Start

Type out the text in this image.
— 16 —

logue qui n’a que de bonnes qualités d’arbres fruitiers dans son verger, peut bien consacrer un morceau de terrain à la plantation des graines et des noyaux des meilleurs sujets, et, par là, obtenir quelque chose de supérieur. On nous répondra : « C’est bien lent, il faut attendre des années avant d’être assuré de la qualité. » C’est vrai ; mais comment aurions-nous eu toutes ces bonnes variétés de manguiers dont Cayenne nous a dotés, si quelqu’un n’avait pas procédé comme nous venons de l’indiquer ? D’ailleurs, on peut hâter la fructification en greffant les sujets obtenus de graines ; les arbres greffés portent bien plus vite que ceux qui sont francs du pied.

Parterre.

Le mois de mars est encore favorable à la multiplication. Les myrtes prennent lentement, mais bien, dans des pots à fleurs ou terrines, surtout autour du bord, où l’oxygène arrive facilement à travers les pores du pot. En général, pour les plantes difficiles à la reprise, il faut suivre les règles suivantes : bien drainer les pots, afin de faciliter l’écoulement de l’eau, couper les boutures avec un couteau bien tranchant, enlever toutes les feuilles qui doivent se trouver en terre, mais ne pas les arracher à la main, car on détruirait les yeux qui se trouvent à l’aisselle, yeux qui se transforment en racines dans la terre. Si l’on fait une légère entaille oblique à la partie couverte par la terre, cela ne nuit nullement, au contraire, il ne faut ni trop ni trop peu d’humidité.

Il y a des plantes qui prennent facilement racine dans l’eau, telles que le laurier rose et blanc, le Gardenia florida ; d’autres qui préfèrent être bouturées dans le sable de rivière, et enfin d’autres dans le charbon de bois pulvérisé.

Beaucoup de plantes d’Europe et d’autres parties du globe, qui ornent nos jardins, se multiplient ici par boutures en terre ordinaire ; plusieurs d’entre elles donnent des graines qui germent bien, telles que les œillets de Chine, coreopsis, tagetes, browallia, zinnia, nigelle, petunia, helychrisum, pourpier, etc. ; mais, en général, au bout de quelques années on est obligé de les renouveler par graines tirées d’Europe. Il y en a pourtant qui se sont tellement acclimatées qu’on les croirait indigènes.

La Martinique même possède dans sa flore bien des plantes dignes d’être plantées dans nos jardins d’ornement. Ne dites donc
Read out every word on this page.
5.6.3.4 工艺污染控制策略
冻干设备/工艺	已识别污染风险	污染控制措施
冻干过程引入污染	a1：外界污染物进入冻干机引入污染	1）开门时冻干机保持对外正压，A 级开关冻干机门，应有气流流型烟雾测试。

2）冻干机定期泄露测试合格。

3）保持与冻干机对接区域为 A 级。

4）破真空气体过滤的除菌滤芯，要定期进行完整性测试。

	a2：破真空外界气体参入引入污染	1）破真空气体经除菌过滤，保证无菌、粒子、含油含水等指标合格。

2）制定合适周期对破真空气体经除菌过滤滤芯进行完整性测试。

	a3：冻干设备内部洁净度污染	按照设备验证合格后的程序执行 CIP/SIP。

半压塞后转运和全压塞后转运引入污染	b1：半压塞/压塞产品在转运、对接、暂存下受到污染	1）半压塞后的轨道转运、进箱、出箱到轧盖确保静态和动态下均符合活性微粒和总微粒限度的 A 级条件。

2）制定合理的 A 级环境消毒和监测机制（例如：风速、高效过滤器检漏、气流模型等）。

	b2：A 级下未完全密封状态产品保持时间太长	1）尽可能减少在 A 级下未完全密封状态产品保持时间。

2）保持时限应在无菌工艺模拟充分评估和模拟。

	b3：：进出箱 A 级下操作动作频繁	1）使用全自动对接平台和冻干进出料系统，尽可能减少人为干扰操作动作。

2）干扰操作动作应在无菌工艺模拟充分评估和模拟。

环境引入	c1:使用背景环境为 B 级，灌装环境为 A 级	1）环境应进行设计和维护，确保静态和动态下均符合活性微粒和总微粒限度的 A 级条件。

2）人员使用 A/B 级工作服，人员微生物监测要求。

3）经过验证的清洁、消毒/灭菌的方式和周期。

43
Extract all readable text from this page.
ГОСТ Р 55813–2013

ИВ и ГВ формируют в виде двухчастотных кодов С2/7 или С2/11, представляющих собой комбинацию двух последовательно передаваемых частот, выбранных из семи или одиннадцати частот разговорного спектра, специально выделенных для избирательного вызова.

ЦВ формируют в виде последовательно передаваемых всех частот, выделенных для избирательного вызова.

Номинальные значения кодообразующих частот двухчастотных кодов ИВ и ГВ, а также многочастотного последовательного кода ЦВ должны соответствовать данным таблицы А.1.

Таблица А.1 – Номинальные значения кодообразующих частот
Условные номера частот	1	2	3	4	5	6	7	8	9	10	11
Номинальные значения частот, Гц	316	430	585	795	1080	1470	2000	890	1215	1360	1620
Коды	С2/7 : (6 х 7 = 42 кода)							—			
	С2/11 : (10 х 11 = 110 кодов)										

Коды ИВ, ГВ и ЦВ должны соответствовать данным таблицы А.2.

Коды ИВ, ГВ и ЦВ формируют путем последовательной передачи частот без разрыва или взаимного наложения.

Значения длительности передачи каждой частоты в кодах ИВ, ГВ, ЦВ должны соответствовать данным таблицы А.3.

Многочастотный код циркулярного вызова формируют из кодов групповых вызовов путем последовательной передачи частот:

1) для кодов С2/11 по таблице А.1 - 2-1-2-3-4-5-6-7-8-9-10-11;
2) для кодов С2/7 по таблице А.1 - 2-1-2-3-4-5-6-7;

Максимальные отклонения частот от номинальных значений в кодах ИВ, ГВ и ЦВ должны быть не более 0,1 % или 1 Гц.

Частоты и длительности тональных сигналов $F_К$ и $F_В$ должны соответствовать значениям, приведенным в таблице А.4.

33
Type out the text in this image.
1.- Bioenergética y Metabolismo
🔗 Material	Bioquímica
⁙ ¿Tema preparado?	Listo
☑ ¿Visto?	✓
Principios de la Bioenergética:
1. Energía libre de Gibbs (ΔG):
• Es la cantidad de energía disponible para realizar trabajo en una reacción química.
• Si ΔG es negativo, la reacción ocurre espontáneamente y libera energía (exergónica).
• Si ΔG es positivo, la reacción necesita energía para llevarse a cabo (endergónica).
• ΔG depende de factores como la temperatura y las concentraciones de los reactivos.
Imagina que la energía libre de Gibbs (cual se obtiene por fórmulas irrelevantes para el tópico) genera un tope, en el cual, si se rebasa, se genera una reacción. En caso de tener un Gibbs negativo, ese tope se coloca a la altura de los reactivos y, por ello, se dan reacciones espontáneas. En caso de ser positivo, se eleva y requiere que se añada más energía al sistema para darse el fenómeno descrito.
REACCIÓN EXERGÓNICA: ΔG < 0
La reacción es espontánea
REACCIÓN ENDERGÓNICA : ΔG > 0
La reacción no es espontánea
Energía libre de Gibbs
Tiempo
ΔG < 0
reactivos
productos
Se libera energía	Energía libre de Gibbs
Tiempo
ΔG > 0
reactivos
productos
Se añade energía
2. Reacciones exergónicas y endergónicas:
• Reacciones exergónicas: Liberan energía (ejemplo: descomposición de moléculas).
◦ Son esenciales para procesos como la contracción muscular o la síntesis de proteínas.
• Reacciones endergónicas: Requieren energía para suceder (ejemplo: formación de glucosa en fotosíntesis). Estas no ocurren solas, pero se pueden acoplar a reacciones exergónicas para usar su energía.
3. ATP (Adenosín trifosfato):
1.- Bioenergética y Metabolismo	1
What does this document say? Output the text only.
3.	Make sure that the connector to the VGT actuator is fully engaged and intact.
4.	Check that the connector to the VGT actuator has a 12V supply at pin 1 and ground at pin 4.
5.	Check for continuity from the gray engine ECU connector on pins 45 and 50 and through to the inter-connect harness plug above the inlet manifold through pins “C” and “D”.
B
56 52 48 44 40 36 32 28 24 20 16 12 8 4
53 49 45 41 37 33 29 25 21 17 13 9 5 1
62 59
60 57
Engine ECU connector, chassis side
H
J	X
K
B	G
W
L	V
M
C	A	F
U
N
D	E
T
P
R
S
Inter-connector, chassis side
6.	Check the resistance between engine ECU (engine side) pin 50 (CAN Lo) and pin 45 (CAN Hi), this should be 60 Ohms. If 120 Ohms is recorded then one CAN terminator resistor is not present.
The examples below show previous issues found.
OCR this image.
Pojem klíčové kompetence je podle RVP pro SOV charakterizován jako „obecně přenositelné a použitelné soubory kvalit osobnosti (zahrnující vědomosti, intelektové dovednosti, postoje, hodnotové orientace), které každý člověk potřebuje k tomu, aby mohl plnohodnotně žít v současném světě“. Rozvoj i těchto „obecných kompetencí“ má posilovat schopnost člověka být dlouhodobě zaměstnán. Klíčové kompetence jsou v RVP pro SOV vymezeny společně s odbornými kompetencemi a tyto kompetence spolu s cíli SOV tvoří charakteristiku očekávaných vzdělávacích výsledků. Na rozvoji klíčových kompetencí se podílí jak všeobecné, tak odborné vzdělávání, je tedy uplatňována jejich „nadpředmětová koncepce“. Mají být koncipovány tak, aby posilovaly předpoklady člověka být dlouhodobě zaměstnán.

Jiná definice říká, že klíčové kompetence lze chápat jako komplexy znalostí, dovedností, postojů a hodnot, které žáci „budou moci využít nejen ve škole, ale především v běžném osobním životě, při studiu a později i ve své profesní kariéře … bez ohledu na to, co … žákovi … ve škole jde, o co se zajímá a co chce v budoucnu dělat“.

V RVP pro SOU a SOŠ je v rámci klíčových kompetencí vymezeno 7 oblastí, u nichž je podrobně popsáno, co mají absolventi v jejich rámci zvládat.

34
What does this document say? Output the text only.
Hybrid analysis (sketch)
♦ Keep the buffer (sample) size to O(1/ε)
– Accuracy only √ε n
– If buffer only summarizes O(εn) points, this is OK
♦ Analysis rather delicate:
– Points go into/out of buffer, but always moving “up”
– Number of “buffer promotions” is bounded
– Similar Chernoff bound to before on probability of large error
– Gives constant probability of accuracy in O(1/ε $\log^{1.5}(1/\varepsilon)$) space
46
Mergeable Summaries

End

▶ **Given instruction**
All lines above with "endergónicas" in them should be returned.

▶ **Worked solution**
2. Reacciones exergónicas y endergónicas:
• Reacciones endergónicas: Requieren energía para suceder (ejemplo: formación de glucosa en fotosíntesis). Estas no ocurren solas, pero se pueden acoplar a reacciones exergónicas para usar su energía.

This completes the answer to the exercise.